Return each line containing "name".

[begin DATA ENTRIES]

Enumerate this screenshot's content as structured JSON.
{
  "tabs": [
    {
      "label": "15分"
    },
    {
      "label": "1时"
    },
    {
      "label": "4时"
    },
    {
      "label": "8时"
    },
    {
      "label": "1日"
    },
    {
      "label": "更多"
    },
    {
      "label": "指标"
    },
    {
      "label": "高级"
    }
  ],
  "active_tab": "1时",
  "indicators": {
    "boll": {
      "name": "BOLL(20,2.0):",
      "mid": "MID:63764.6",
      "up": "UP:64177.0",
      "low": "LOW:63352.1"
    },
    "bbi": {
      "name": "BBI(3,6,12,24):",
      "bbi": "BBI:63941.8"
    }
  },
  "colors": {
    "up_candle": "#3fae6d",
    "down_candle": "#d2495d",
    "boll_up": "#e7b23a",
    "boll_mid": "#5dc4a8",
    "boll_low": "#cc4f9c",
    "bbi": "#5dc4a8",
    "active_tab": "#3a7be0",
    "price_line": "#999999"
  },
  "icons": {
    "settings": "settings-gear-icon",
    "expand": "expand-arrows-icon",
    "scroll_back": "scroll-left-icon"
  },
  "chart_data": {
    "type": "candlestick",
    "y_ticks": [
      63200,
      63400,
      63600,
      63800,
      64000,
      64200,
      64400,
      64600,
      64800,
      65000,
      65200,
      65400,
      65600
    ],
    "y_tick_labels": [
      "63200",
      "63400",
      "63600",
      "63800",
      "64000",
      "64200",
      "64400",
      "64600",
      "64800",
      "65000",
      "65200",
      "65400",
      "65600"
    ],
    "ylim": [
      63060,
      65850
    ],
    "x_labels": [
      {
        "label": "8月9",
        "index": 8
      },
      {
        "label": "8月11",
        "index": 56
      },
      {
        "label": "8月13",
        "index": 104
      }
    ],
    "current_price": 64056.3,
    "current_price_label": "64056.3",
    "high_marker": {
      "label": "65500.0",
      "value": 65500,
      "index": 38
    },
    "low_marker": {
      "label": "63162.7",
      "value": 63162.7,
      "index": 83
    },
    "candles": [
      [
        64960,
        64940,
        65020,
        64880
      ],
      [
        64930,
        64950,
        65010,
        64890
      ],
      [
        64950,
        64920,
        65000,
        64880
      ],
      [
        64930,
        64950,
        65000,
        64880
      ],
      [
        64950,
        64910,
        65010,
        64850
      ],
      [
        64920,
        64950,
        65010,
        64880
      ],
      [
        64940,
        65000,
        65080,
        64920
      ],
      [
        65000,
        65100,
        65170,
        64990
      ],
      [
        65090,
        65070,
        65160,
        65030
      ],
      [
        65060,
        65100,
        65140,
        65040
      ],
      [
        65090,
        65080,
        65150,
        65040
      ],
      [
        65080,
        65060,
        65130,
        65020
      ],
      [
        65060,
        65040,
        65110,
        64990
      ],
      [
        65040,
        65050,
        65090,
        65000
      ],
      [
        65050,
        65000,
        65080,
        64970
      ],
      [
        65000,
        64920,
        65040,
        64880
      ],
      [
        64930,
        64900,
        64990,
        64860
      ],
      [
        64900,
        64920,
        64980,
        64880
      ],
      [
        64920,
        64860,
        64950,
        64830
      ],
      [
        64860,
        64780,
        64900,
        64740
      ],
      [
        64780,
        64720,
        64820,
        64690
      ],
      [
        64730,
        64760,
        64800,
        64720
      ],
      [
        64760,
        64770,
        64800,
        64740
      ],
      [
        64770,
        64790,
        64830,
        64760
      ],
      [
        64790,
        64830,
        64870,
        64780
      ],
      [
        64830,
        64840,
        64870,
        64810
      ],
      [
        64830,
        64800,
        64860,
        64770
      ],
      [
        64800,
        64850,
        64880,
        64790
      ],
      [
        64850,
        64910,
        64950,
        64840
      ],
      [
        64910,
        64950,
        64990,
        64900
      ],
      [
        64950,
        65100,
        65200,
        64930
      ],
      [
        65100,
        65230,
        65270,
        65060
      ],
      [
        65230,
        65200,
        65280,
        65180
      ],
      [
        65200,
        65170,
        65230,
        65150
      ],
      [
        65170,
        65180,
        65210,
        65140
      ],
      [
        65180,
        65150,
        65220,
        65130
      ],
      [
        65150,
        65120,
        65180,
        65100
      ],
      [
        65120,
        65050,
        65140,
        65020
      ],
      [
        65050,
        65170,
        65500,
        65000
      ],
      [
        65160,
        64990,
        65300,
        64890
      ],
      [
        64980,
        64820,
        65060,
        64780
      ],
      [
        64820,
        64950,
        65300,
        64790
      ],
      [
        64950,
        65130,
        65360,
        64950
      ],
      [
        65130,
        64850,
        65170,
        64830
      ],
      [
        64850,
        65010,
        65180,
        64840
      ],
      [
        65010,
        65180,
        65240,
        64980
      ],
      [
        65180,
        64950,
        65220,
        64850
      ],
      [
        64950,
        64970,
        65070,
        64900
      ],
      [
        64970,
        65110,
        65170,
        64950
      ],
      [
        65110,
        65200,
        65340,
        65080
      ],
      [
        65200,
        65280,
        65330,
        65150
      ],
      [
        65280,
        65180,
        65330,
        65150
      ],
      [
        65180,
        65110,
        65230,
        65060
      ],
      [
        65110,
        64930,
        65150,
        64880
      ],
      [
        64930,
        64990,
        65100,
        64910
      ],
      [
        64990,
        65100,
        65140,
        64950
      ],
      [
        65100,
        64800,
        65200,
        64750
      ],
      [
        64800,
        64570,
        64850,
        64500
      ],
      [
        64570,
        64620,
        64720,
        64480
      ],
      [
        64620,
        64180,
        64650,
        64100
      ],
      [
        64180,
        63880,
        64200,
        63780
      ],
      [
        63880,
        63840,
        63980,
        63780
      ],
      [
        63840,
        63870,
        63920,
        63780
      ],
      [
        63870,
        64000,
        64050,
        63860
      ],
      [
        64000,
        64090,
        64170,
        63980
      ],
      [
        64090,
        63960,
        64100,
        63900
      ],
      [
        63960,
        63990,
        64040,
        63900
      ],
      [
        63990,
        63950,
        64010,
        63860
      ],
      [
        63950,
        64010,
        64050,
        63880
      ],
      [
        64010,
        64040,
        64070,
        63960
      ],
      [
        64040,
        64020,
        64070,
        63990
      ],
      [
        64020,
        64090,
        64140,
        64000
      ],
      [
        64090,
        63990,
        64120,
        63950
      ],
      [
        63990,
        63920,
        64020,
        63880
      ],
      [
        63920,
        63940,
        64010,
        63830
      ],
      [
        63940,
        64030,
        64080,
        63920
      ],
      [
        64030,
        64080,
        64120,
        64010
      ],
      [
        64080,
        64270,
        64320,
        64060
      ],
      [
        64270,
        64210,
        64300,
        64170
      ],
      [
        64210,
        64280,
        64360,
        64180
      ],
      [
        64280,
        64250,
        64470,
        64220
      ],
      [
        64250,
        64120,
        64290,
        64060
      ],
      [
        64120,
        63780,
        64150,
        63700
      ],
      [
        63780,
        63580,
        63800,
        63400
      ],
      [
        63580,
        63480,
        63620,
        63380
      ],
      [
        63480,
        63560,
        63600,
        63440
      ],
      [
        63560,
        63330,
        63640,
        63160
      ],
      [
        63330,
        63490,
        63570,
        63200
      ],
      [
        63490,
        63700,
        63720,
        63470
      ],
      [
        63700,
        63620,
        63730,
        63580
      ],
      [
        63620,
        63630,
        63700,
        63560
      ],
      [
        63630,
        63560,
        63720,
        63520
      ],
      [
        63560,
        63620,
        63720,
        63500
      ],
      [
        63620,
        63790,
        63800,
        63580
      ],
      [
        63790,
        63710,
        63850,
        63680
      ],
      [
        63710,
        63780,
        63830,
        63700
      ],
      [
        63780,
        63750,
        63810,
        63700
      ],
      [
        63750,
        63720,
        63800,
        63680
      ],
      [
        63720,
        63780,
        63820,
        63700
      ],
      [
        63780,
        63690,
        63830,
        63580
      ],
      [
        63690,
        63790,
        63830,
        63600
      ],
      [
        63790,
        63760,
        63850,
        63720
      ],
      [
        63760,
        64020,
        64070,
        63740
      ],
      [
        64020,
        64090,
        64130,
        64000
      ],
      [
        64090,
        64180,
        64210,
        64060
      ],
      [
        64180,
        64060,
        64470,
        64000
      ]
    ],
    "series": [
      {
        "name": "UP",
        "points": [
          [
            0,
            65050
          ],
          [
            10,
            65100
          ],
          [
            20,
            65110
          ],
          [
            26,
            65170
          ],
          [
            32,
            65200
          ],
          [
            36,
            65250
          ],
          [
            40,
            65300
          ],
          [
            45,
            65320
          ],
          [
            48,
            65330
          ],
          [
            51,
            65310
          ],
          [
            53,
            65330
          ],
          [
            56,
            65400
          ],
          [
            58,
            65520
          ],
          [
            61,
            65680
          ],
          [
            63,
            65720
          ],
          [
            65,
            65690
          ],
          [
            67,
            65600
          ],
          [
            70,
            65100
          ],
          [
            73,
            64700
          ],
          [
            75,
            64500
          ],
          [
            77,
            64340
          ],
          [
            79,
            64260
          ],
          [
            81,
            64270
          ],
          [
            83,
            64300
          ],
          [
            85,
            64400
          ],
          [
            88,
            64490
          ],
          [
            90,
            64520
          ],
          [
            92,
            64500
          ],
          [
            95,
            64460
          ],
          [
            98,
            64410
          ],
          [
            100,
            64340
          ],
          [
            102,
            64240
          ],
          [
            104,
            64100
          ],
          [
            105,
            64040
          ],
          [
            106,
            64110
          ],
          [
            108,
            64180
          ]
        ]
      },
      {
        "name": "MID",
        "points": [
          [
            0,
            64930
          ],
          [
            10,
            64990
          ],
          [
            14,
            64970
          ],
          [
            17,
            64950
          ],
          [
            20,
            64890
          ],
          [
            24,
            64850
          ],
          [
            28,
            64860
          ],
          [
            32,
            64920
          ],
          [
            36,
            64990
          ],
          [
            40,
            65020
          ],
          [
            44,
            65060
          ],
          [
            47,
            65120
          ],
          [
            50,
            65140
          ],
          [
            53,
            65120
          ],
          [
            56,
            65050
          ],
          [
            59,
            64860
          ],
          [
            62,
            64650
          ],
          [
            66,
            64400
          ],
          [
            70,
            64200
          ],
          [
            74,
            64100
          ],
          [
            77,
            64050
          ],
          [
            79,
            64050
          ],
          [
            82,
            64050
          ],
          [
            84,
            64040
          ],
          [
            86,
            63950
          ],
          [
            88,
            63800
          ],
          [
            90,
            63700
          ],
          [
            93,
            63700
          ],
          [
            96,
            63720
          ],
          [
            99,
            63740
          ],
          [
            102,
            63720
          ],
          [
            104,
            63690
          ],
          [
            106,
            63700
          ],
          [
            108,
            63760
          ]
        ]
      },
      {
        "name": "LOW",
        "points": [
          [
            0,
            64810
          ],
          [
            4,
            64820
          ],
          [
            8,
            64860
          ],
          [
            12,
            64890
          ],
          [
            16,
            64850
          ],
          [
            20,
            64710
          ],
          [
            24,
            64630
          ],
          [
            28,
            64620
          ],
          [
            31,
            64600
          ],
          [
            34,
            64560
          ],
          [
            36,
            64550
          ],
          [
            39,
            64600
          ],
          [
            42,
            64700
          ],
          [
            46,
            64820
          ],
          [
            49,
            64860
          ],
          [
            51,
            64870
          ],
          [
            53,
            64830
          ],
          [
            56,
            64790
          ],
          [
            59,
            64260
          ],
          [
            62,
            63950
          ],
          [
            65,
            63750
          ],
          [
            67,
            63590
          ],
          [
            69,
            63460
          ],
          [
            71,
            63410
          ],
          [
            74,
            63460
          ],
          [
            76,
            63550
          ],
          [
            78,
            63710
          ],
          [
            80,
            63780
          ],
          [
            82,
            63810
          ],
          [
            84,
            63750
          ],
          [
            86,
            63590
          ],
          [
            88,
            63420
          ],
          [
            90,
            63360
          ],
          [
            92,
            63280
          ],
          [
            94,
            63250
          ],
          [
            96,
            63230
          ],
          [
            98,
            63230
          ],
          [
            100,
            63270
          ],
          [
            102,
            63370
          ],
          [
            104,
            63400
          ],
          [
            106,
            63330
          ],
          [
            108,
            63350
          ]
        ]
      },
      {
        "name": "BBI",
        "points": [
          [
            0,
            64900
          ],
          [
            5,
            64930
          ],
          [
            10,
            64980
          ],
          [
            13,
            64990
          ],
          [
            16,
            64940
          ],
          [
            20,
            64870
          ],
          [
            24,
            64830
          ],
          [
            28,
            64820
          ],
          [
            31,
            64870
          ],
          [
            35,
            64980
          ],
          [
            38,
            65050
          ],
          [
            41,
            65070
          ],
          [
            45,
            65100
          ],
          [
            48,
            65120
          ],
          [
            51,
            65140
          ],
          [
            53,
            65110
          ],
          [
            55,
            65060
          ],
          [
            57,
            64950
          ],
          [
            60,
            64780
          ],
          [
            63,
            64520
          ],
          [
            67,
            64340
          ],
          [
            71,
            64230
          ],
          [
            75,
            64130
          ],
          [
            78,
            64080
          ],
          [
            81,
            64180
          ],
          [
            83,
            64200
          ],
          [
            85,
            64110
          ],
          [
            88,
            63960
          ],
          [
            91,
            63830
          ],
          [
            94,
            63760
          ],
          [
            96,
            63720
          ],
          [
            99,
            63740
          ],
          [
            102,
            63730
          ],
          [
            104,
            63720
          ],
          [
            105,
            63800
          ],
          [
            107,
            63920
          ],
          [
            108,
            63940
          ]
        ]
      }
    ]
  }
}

[end DATA ENTRIES]

▶ **RESPONSE TO THE TASK**
      "name": "BOLL(20,2.0):",
      "name": "BBI(3,6,12,24):",
        "name": "UP",
        "name": "MID",
        "name": "LOW",
        "name": "BBI",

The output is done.